## Given request
Scan the listing below and copy every line holding "kubernetes".

(Dataset entries)
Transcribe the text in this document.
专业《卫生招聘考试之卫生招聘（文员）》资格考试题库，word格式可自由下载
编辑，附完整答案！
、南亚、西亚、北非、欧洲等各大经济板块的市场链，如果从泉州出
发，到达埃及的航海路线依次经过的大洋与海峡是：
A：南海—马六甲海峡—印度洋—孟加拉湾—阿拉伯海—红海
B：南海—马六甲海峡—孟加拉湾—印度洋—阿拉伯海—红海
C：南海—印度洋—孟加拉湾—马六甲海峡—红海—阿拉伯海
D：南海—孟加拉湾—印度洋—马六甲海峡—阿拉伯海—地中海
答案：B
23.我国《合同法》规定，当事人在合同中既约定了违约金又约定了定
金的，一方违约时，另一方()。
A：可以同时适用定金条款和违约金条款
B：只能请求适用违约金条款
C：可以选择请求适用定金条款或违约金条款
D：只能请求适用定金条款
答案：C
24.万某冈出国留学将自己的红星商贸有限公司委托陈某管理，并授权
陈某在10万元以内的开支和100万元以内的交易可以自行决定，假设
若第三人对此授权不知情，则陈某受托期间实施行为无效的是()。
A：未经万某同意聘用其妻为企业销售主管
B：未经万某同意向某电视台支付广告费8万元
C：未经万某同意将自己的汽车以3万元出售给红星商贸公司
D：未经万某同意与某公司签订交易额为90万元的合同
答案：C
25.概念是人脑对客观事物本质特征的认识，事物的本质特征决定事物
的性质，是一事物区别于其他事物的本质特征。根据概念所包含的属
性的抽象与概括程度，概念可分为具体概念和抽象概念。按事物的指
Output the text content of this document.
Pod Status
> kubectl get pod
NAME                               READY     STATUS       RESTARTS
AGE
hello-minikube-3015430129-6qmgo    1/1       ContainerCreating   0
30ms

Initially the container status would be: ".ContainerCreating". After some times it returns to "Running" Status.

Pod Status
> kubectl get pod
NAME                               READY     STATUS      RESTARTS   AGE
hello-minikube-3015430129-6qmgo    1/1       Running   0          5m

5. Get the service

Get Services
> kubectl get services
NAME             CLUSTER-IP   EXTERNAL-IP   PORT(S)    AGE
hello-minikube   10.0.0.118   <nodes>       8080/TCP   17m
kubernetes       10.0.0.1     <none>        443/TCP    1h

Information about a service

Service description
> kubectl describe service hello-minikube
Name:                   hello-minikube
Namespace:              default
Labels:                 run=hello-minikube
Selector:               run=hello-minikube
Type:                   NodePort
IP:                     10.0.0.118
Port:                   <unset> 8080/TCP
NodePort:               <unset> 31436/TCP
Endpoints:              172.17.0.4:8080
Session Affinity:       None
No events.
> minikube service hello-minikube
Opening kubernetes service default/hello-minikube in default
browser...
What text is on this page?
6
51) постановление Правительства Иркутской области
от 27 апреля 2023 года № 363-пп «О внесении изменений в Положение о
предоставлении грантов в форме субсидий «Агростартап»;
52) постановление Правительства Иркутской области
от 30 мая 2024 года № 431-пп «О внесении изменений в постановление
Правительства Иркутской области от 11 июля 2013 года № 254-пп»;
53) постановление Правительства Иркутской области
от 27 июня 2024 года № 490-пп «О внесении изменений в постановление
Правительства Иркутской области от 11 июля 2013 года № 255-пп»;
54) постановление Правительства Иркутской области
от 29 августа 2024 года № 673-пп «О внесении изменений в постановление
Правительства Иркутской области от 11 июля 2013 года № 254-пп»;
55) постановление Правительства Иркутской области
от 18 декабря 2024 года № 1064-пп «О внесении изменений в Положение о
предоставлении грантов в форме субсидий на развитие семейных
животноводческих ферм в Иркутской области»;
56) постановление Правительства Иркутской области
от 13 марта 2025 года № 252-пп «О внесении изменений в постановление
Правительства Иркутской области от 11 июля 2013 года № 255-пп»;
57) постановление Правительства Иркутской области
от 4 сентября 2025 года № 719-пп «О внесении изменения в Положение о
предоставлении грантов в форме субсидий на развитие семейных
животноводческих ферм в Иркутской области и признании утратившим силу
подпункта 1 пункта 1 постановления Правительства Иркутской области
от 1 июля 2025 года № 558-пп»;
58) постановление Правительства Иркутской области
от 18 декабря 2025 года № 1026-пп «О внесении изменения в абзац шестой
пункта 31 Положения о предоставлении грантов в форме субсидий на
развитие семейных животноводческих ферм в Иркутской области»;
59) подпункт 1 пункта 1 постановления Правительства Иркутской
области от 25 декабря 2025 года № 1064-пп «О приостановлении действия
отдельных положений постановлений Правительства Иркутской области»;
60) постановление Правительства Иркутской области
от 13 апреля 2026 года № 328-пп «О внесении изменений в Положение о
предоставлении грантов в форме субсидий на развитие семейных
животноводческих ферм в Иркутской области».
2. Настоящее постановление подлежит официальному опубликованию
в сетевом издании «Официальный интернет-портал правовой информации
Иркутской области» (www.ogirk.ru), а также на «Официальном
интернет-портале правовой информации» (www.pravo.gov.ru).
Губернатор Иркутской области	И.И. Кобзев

## Complete output
kubernetes       10.0.0.1     <none>        443/TCP    1h
Opening kubernetes service default/hello-minikube in default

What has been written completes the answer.